> **Provided material**
BEGIN

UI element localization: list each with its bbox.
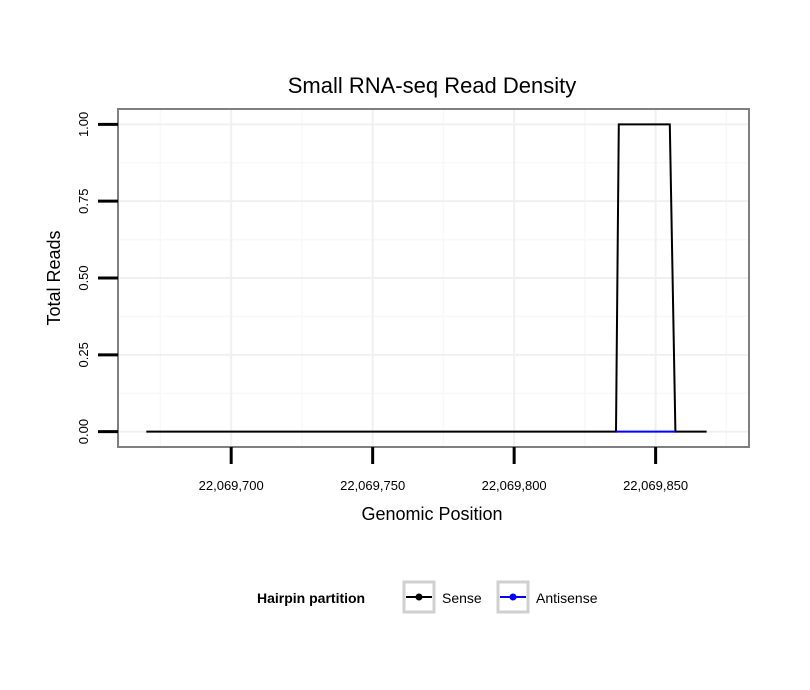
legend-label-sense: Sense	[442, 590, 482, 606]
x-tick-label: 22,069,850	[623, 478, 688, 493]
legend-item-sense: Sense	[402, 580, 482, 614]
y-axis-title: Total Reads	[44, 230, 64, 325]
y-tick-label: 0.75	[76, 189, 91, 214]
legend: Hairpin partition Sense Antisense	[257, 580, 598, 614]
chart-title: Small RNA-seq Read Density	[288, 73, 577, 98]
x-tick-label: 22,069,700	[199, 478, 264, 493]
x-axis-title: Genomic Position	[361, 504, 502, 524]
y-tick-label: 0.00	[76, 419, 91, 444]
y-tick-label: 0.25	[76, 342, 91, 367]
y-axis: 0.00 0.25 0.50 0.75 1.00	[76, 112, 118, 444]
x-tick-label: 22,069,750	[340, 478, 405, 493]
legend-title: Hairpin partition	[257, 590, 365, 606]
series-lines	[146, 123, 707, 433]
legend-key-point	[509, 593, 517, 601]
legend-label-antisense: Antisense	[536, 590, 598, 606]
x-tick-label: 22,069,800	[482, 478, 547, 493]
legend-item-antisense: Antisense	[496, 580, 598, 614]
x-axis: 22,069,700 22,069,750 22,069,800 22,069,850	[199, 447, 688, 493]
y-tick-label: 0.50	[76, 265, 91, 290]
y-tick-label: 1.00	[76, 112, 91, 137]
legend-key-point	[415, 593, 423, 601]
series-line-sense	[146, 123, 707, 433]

END

> **Task requirements**
Exactly reproduce each record, leaving out any pictures.

> **Solution to this problem**
UI element localization: list each with its bbox.
legend-label-sense: Sense	[442, 590, 482, 606]
x-tick-label: 22,069,850	[623, 478, 688, 493]
legend-item-sense: Sense	[402, 580, 482, 614]
y-axis-title: Total Reads	[44, 230, 64, 325]
y-tick-label: 0.75	[76, 189, 91, 214]
legend: Hairpin partition Sense Antisense	[257, 580, 598, 614]
chart-title: Small RNA-seq Read Density	[288, 73, 577, 98]
x-tick-label: 22,069,700	[199, 478, 264, 493]
x-axis-title: Genomic Position	[361, 504, 502, 524]
y-tick-label: 0.00	[76, 419, 91, 444]
y-tick-label: 0.25	[76, 342, 91, 367]
y-axis: 0.00 0.25 0.50 0.75 1.00	[76, 112, 118, 444]
x-tick-label: 22,069,750	[340, 478, 405, 493]
legend-title: Hairpin partition	[257, 590, 365, 606]
series-lines	[146, 123, 707, 433]
legend-key-point	[509, 593, 517, 601]
legend-label-antisense: Antisense	[536, 590, 598, 606]
x-tick-label: 22,069,800	[482, 478, 547, 493]
legend-item-antisense: Antisense	[496, 580, 598, 614]
x-axis: 22,069,700 22,069,750 22,069,800 22,069,850	[199, 447, 688, 493]
y-tick-label: 0.50	[76, 265, 91, 290]
y-tick-label: 1.00	[76, 112, 91, 137]
legend-key-point	[415, 593, 423, 601]
series-line-sense	[146, 123, 707, 433]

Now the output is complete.